**Challenge:** Each line from the line holding "Output a JSON" through the last line should be written out exactly, with nothing else and no images.

**Material supplied:**

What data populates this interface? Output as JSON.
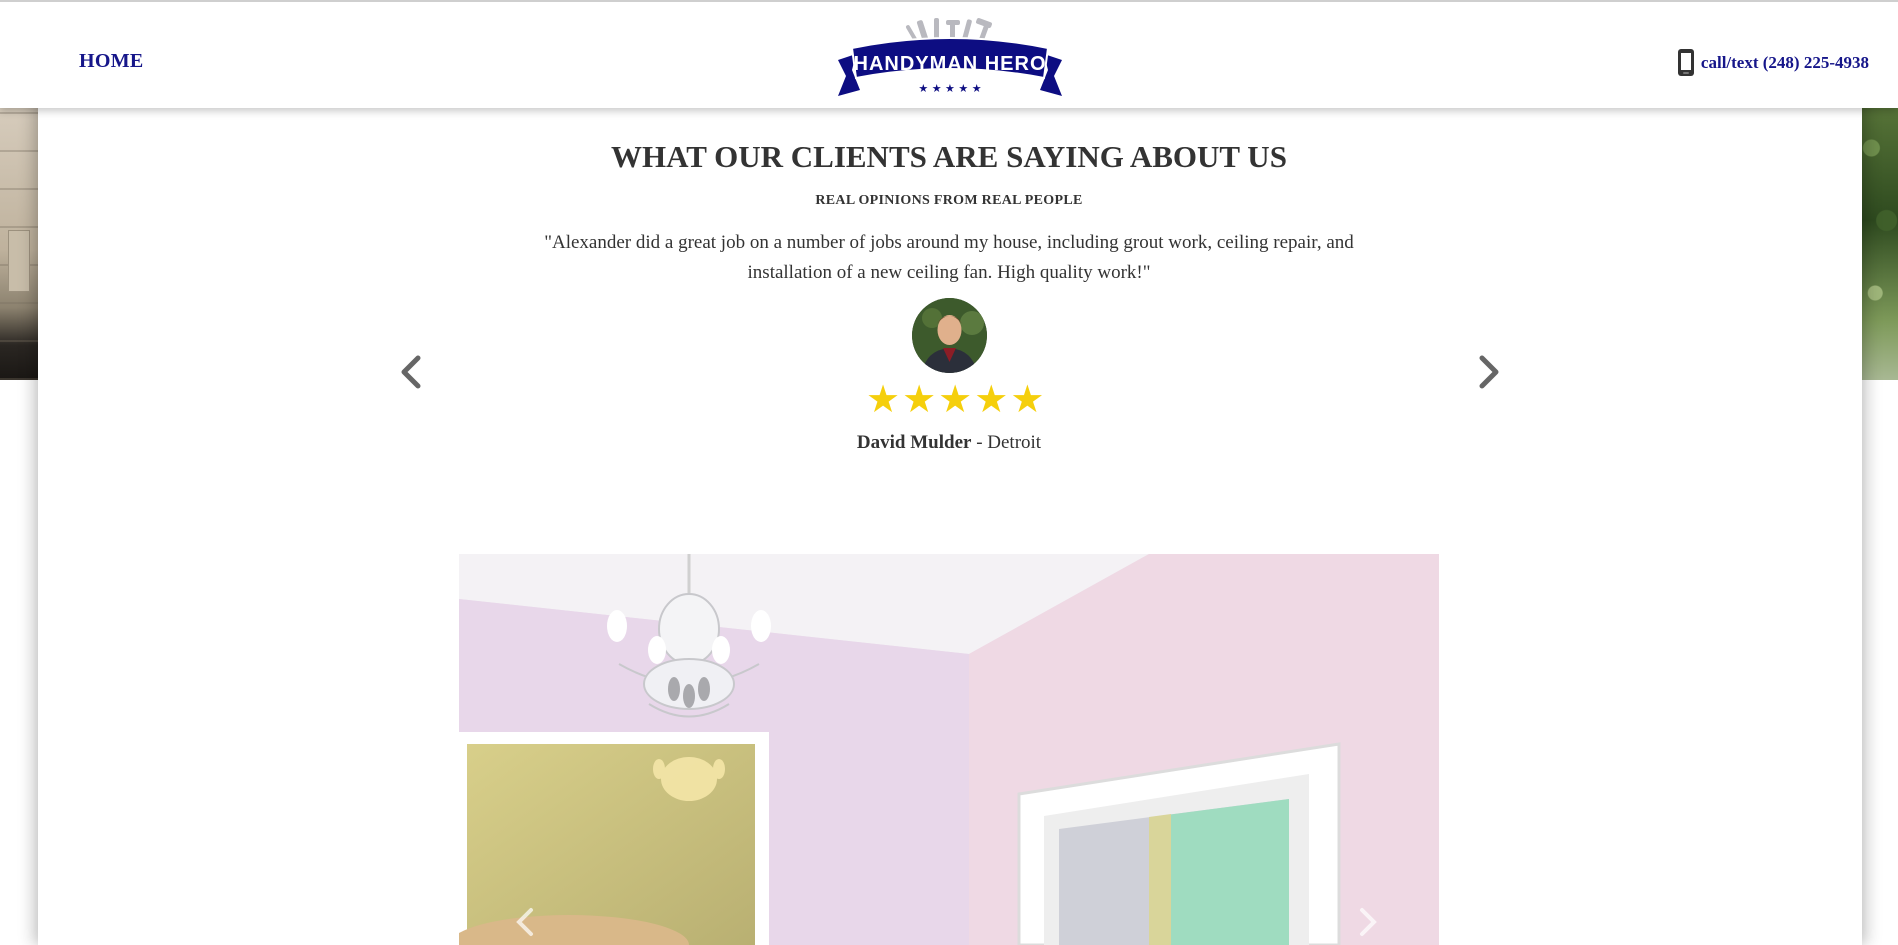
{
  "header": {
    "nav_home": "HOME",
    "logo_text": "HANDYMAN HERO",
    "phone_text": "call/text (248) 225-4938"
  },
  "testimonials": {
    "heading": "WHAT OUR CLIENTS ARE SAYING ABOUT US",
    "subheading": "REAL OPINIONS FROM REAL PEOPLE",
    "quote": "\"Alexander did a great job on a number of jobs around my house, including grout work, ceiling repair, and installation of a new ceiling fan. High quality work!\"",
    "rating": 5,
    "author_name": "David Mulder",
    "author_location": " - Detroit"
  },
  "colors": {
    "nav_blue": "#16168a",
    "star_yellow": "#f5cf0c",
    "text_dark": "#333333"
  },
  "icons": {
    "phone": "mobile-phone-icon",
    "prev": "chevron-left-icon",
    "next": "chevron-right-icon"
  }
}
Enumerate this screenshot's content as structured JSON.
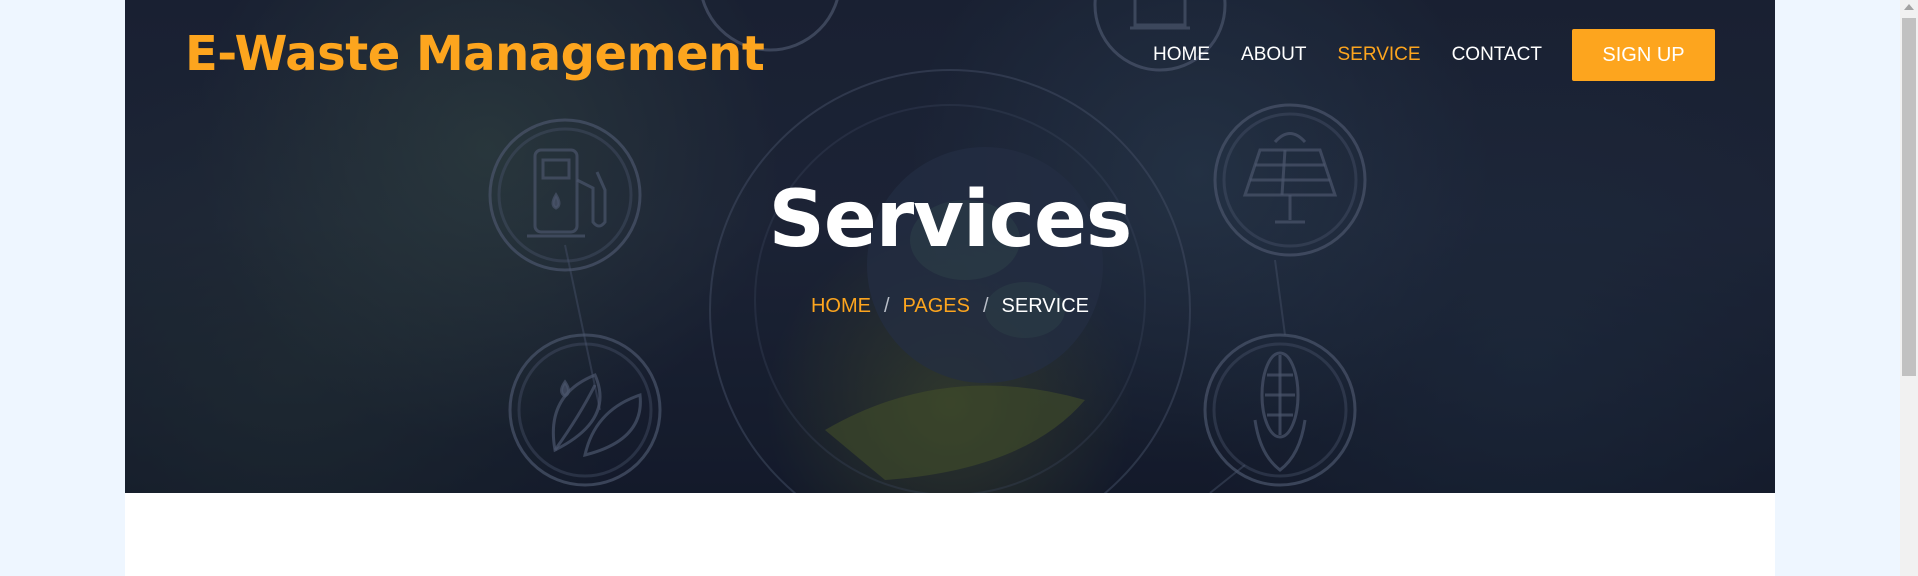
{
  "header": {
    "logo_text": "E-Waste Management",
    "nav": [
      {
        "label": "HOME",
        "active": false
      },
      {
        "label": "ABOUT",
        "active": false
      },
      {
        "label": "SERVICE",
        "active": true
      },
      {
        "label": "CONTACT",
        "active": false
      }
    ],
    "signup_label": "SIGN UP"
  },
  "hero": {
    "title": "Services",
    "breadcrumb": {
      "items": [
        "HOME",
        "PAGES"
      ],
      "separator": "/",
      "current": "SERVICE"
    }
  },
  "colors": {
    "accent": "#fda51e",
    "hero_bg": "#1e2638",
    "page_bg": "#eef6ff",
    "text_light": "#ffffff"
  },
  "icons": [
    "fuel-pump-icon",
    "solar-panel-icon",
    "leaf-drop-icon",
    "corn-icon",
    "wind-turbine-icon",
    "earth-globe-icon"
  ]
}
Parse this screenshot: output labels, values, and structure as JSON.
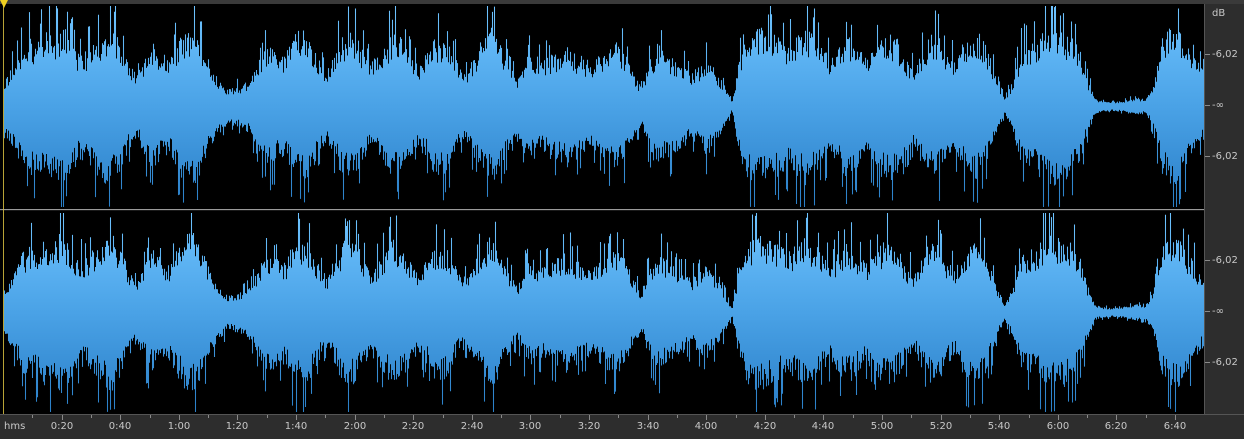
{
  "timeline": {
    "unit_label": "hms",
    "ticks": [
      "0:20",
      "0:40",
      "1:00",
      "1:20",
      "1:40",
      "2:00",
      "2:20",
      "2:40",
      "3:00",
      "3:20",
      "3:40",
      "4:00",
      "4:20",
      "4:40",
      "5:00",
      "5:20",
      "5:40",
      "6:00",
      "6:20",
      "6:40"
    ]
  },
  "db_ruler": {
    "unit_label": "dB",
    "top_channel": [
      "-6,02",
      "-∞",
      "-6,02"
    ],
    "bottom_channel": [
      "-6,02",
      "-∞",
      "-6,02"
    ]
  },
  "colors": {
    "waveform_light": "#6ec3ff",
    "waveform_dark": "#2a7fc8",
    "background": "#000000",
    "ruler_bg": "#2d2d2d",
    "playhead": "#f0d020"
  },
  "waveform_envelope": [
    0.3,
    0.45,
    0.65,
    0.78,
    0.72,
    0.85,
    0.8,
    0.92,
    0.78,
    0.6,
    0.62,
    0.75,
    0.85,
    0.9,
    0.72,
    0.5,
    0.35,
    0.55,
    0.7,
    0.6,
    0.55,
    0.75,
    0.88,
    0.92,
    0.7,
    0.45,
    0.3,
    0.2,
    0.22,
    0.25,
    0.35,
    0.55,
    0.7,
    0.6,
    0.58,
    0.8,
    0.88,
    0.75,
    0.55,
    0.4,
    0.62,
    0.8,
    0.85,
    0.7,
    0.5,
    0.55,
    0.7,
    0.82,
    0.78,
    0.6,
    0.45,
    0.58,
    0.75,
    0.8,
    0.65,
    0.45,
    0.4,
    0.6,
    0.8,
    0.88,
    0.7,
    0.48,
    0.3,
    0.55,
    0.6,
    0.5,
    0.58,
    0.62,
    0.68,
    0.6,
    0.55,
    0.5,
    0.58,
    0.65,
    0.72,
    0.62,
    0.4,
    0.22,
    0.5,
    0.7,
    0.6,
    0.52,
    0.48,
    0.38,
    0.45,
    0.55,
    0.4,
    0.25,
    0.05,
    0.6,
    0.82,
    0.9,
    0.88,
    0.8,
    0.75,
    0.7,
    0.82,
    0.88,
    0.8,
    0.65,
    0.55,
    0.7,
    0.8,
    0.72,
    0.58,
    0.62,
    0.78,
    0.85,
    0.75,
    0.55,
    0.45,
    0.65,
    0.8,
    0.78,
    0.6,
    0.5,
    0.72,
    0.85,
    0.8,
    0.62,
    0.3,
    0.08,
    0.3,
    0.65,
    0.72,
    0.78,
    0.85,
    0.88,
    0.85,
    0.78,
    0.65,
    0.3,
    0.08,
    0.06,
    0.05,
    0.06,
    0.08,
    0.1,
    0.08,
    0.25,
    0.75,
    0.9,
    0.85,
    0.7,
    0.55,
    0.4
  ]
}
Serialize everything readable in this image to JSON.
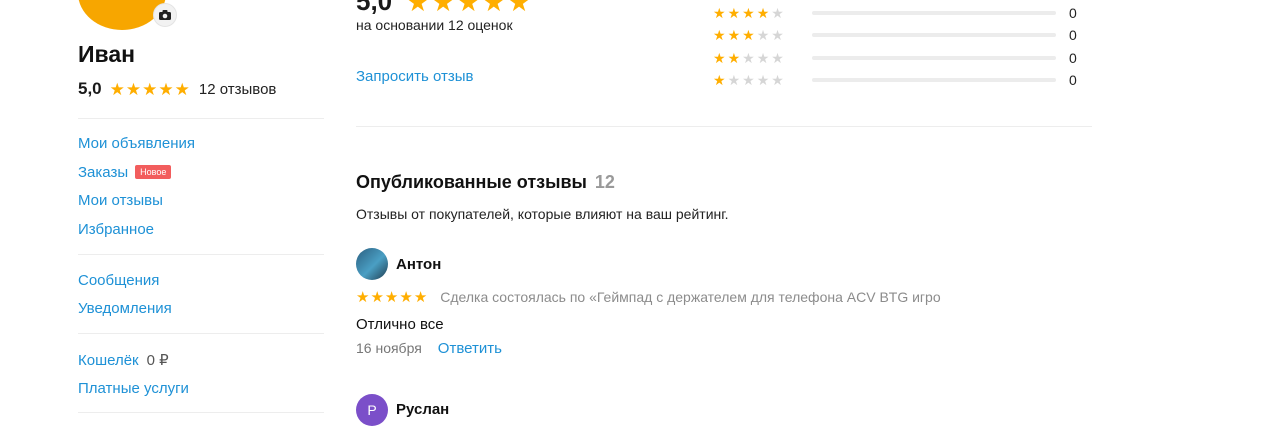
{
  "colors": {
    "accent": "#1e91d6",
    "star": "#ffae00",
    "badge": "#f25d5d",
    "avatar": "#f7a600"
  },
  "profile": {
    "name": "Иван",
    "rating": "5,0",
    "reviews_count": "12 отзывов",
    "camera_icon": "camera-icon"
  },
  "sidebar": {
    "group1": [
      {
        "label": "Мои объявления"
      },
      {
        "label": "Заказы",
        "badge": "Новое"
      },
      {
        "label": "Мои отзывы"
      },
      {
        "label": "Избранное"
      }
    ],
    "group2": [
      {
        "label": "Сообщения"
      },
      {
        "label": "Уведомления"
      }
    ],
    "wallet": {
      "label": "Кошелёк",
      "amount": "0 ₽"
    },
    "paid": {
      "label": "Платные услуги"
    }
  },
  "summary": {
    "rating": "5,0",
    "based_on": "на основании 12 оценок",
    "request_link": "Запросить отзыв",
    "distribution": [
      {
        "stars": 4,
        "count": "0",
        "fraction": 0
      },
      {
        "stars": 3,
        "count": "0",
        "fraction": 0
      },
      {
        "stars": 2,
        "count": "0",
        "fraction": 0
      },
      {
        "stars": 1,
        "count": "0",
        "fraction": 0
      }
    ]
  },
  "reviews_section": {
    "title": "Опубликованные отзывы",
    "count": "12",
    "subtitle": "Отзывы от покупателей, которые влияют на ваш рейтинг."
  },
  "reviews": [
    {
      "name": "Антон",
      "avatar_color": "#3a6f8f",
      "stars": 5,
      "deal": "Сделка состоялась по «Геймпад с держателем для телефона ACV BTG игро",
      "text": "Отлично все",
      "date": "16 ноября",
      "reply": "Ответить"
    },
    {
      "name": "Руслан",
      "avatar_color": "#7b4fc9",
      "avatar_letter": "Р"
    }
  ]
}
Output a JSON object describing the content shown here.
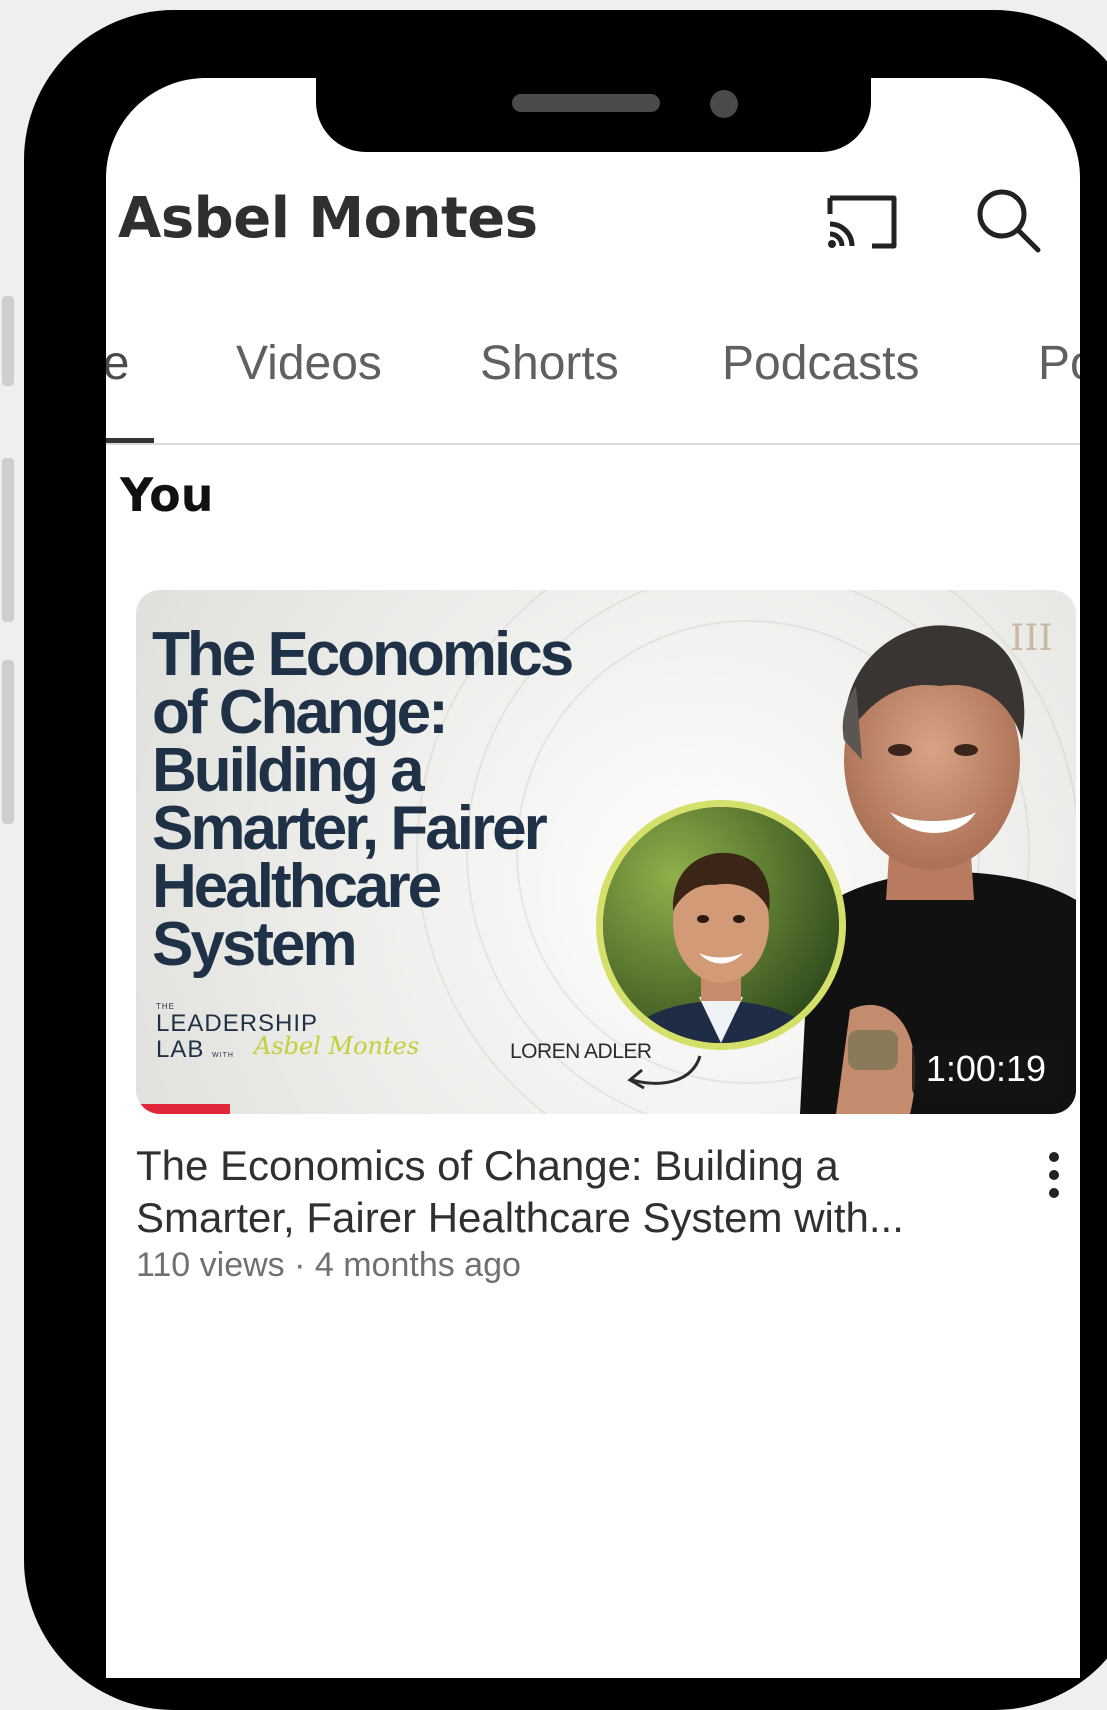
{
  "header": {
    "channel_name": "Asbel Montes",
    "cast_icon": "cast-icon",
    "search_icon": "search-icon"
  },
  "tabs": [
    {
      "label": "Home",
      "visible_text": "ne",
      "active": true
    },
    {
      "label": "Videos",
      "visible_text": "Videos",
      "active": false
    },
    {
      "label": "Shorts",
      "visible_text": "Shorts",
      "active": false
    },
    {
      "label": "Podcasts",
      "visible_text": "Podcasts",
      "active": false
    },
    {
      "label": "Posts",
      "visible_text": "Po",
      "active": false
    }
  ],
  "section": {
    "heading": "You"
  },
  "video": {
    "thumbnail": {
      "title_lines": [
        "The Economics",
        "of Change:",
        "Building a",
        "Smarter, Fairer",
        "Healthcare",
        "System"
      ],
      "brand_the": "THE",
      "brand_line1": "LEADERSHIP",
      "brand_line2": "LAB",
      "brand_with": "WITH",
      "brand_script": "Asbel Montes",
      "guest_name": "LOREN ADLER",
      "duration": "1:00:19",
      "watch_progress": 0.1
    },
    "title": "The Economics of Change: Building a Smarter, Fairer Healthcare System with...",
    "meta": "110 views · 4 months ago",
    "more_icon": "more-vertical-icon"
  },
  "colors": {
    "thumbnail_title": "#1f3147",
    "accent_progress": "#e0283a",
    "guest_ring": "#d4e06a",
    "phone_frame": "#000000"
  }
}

**Reply:**
Output a JSON object describing the content shown here.
{
  "header": {
    "channel_name": "Asbel Montes",
    "cast_icon": "cast-icon",
    "search_icon": "search-icon"
  },
  "tabs": [
    {
      "label": "Home",
      "visible_text": "ne",
      "active": true
    },
    {
      "label": "Videos",
      "visible_text": "Videos",
      "active": false
    },
    {
      "label": "Shorts",
      "visible_text": "Shorts",
      "active": false
    },
    {
      "label": "Podcasts",
      "visible_text": "Podcasts",
      "active": false
    },
    {
      "label": "Posts",
      "visible_text": "Po",
      "active": false
    }
  ],
  "section": {
    "heading": "You"
  },
  "video": {
    "thumbnail": {
      "title_lines": [
        "The Economics",
        "of Change:",
        "Building a",
        "Smarter, Fairer",
        "Healthcare",
        "System"
      ],
      "brand_the": "THE",
      "brand_line1": "LEADERSHIP",
      "brand_line2": "LAB",
      "brand_with": "WITH",
      "brand_script": "Asbel Montes",
      "guest_name": "LOREN ADLER",
      "duration": "1:00:19",
      "watch_progress": 0.1
    },
    "title": "The Economics of Change: Building a Smarter, Fairer Healthcare System with...",
    "meta": "110 views · 4 months ago",
    "more_icon": "more-vertical-icon"
  },
  "colors": {
    "thumbnail_title": "#1f3147",
    "accent_progress": "#e0283a",
    "guest_ring": "#d4e06a",
    "phone_frame": "#000000"
  }
}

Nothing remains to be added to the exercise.